* START Information given *

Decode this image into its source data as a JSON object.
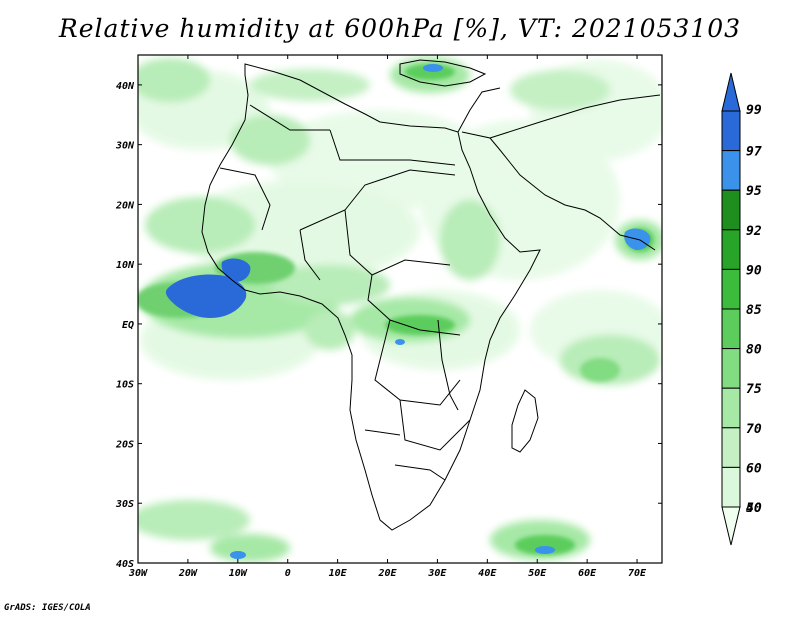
{
  "title": "Relative humidity at 600hPa [%], VT: 2021053103",
  "credit": "GrADS: IGES/COLA",
  "map": {
    "lon_labels": [
      "30W",
      "20W",
      "10W",
      "0",
      "10E",
      "20E",
      "30E",
      "40E",
      "50E",
      "60E",
      "70E"
    ],
    "lat_labels": [
      "40N",
      "30N",
      "20N",
      "10N",
      "EQ",
      "10S",
      "20S",
      "30S",
      "40S"
    ],
    "lon_range": [
      -30,
      75
    ],
    "lat_range": [
      -40,
      45
    ]
  },
  "colorbar": {
    "levels": [
      "99",
      "97",
      "95",
      "92",
      "90",
      "85",
      "80",
      "75",
      "70",
      "60",
      "50",
      "40"
    ],
    "colors": [
      "#2a6ad8",
      "#2a6ad8",
      "#3a92ea",
      "#1e8e1e",
      "#28a528",
      "#3cbc3c",
      "#5ccd5c",
      "#82dc82",
      "#a6e8a6",
      "#c4f0c4",
      "#dcf8dc",
      "#f0fff0"
    ]
  }
}
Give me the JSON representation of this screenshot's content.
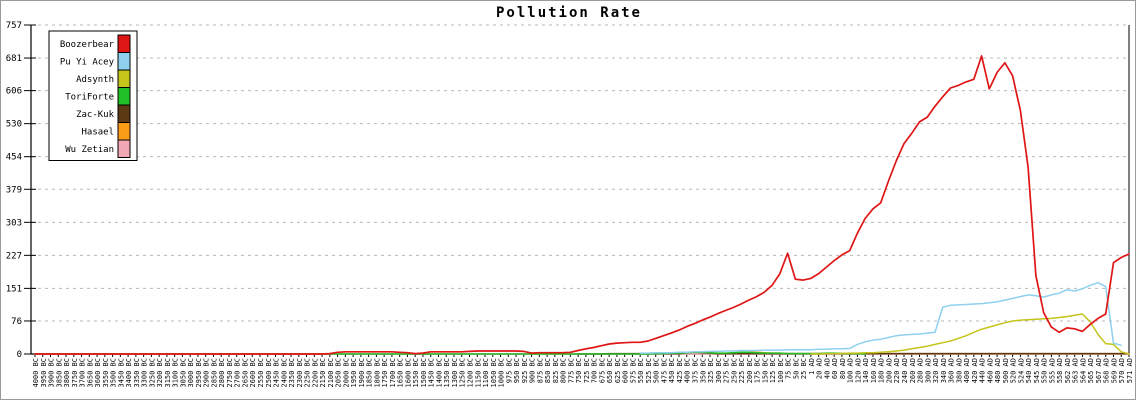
{
  "chart_data": {
    "type": "line",
    "title": "Pollution Rate",
    "xlabel": "",
    "ylabel": "",
    "ylim": [
      0,
      757
    ],
    "y_ticks": [
      0,
      76,
      151,
      227,
      303,
      379,
      454,
      530,
      606,
      681,
      757
    ],
    "grid": "horizontal-dashed",
    "grid_color": "#b8b8b8",
    "axis_color": "#000000",
    "background_color": "#ffffff",
    "legend_position": "top-left",
    "x_labels": [
      "4000 BC",
      "3950 BC",
      "3900 BC",
      "3850 BC",
      "3800 BC",
      "3750 BC",
      "3700 BC",
      "3650 BC",
      "3600 BC",
      "3550 BC",
      "3500 BC",
      "3450 BC",
      "3400 BC",
      "3350 BC",
      "3300 BC",
      "3250 BC",
      "3200 BC",
      "3150 BC",
      "3100 BC",
      "3050 BC",
      "3000 BC",
      "2950 BC",
      "2900 BC",
      "2850 BC",
      "2800 BC",
      "2750 BC",
      "2700 BC",
      "2650 BC",
      "2600 BC",
      "2550 BC",
      "2500 BC",
      "2450 BC",
      "2400 BC",
      "2350 BC",
      "2300 BC",
      "2250 BC",
      "2200 BC",
      "2150 BC",
      "2100 BC",
      "2050 BC",
      "2000 BC",
      "1950 BC",
      "1900 BC",
      "1850 BC",
      "1800 BC",
      "1750 BC",
      "1700 BC",
      "1650 BC",
      "1600 BC",
      "1550 BC",
      "1500 BC",
      "1450 BC",
      "1400 BC",
      "1350 BC",
      "1300 BC",
      "1250 BC",
      "1200 BC",
      "1150 BC",
      "1100 BC",
      "1050 BC",
      "1000 BC",
      "975 BC",
      "950 BC",
      "925 BC",
      "900 BC",
      "875 BC",
      "850 BC",
      "825 BC",
      "800 BC",
      "775 BC",
      "750 BC",
      "725 BC",
      "700 BC",
      "675 BC",
      "650 BC",
      "625 BC",
      "600 BC",
      "575 BC",
      "550 BC",
      "525 BC",
      "500 BC",
      "475 BC",
      "450 BC",
      "425 BC",
      "400 BC",
      "375 BC",
      "350 BC",
      "325 BC",
      "300 BC",
      "275 BC",
      "250 BC",
      "225 BC",
      "200 BC",
      "175 BC",
      "150 BC",
      "125 BC",
      "100 BC",
      "75 BC",
      "50 BC",
      "25 BC",
      "1 AD",
      "20 AD",
      "40 AD",
      "60 AD",
      "80 AD",
      "100 AD",
      "120 AD",
      "140 AD",
      "160 AD",
      "180 AD",
      "200 AD",
      "220 AD",
      "240 AD",
      "260 AD",
      "280 AD",
      "300 AD",
      "320 AD",
      "340 AD",
      "360 AD",
      "380 AD",
      "400 AD",
      "420 AD",
      "440 AD",
      "460 AD",
      "480 AD",
      "500 AD",
      "520 AD",
      "524 AD",
      "540 AD",
      "545 AD",
      "550 AD",
      "555 AD",
      "558 AD",
      "562 AD",
      "563 AD",
      "564 AD",
      "565 AD",
      "567 AD",
      "568 AD",
      "569 AD",
      "570 AD",
      "571 AD"
    ],
    "series": [
      {
        "name": "Boozerbear",
        "color": "#e01515",
        "start": 0,
        "values": [
          0,
          0,
          0,
          0,
          0,
          0,
          0,
          0,
          0,
          0,
          0,
          0,
          0,
          0,
          0,
          0,
          0,
          0,
          0,
          0,
          0,
          0,
          0,
          0,
          0,
          0,
          0,
          0,
          0,
          0,
          0,
          0,
          0,
          0,
          0,
          0,
          0,
          0,
          1,
          4,
          5,
          5,
          5,
          5,
          5,
          5,
          5,
          4,
          3,
          1,
          2,
          5,
          5,
          5,
          5,
          5,
          6,
          7,
          7,
          7,
          7,
          7,
          7,
          6,
          2,
          3,
          3,
          3,
          3,
          4,
          8,
          12,
          15,
          19,
          23,
          25,
          26,
          27,
          27,
          30,
          36,
          42,
          48,
          55,
          63,
          70,
          78,
          85,
          93,
          100,
          107,
          115,
          124,
          132,
          142,
          158,
          185,
          232,
          172,
          170,
          174,
          185,
          200,
          215,
          228,
          238,
          278,
          312,
          334,
          348,
          398,
          444,
          484,
          508,
          534,
          545,
          570,
          592,
          612,
          618,
          626,
          632,
          686,
          610,
          648,
          670,
          640,
          560,
          430,
          180,
          95,
          62,
          50,
          60,
          58,
          52,
          68,
          82,
          92,
          210,
          222,
          230
        ]
      },
      {
        "name": "Pu Yi Acey",
        "color": "#8fd0ee",
        "start": 78,
        "values": [
          2,
          2,
          3,
          3,
          3,
          4,
          4,
          5,
          5,
          6,
          6,
          7,
          7,
          8,
          8,
          8,
          9,
          9,
          9,
          10,
          10,
          10,
          10,
          11,
          11,
          12,
          12,
          13,
          22,
          28,
          32,
          34,
          38,
          42,
          44,
          45,
          46,
          48,
          50,
          108,
          112,
          113,
          114,
          115,
          116,
          118,
          120,
          124,
          128,
          132,
          136,
          134,
          131,
          136,
          140,
          148,
          145,
          150,
          158,
          164,
          155,
          25,
          20
        ]
      },
      {
        "name": "Adsynth",
        "color": "#c4c41a",
        "start": 100,
        "values": [
          0,
          0,
          1,
          1,
          1,
          2,
          2,
          3,
          3,
          4,
          5,
          7,
          9,
          12,
          15,
          18,
          22,
          26,
          30,
          36,
          42,
          50,
          57,
          62,
          67,
          72,
          76,
          78,
          79,
          80,
          81,
          82,
          84,
          86,
          89,
          92,
          74,
          45,
          24,
          22,
          5,
          0
        ]
      },
      {
        "name": "ToriForte",
        "color": "#1fc025",
        "start": 0,
        "values": [
          0,
          0,
          0,
          0,
          0,
          0,
          0,
          0,
          0,
          0,
          0,
          0,
          0,
          0,
          0,
          0,
          0,
          0,
          0,
          0,
          0,
          0,
          0,
          0,
          0,
          0,
          0,
          0,
          0,
          0,
          0,
          0,
          0,
          0,
          0,
          0,
          0,
          0,
          0,
          0,
          0,
          0,
          0,
          0,
          0,
          0,
          0,
          0,
          0,
          0,
          0,
          0,
          0,
          0,
          0,
          0,
          0,
          0,
          0,
          0,
          0,
          0,
          0,
          0,
          0,
          0,
          0,
          0,
          0,
          0,
          0,
          0,
          0,
          0,
          0,
          0,
          0,
          0,
          0,
          0,
          1,
          1,
          2,
          2,
          3,
          4,
          4,
          3,
          2,
          2,
          3,
          4,
          4,
          3,
          2,
          2,
          2,
          1,
          1,
          1,
          1,
          1,
          2,
          2,
          1,
          1,
          1,
          0
        ]
      },
      {
        "name": "Zac-Kuk",
        "color": "#5c3a14",
        "start": 70,
        "values": [
          0,
          0,
          0,
          0,
          1,
          1,
          1,
          1,
          1,
          1,
          1,
          1,
          1,
          1,
          3,
          4,
          3,
          2,
          1,
          1,
          1,
          1,
          1,
          1,
          1,
          1,
          1,
          1,
          1,
          1,
          1,
          1,
          1,
          1,
          1,
          1,
          1,
          1,
          1,
          1,
          1,
          1,
          1,
          1,
          1,
          1,
          1,
          1,
          1,
          1,
          1,
          1,
          1,
          1,
          1,
          1,
          1,
          1,
          1,
          1,
          1,
          1,
          1,
          1,
          1,
          1,
          1,
          1,
          1,
          1,
          1,
          1
        ]
      },
      {
        "name": "Hasael",
        "color": "#fb9c18",
        "start": 88,
        "values": [
          1,
          1,
          2,
          3,
          4,
          4,
          3,
          2,
          2,
          1,
          1,
          1,
          1,
          1,
          1,
          1,
          1,
          1,
          1,
          1,
          1,
          1,
          1,
          1,
          1,
          1,
          1,
          1,
          1,
          1,
          1,
          1,
          1,
          1,
          1,
          1,
          1,
          1,
          1,
          1,
          1,
          1,
          1,
          1,
          1,
          1,
          1,
          1,
          1,
          1,
          1,
          1,
          1,
          1
        ]
      },
      {
        "name": "Wu Zetian",
        "color": "#f2a8b4",
        "start": 0,
        "values": [
          0,
          0,
          0,
          0,
          0,
          0,
          0,
          0,
          0,
          0,
          0,
          0,
          0,
          0,
          0,
          0,
          0,
          0,
          0,
          0,
          0,
          0,
          0,
          0,
          0,
          0,
          0,
          0,
          0,
          0,
          0,
          0,
          0,
          0,
          0,
          0,
          0,
          0,
          0,
          0,
          0,
          0,
          0,
          0,
          0,
          0,
          0,
          0,
          0,
          0,
          0,
          0,
          0,
          0,
          0,
          0,
          0,
          0,
          0,
          0,
          0,
          0,
          0,
          0,
          0,
          0,
          0,
          0,
          0,
          0,
          0,
          0,
          0,
          0,
          0,
          0,
          0,
          0,
          0,
          0,
          0,
          0,
          0,
          0,
          0,
          0,
          0,
          0,
          0,
          0,
          0,
          0,
          0,
          0,
          0,
          0,
          0,
          0,
          0,
          0,
          0,
          0,
          0,
          0,
          0,
          0,
          0,
          0,
          0,
          0,
          0,
          0,
          0,
          0,
          0,
          0,
          0,
          0,
          0,
          0,
          0,
          0,
          0,
          0,
          0,
          0,
          0,
          0,
          0,
          0,
          0,
          0,
          0,
          0,
          0,
          0,
          0,
          0,
          0,
          0,
          0,
          0
        ]
      }
    ]
  }
}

* END Information given *

== Task description ==
Where a line above includes "JSON", copy that line.

== Written reply ==
Decode this image into its source data as a JSON object.
Give me the JSON representation of this screenshot's content.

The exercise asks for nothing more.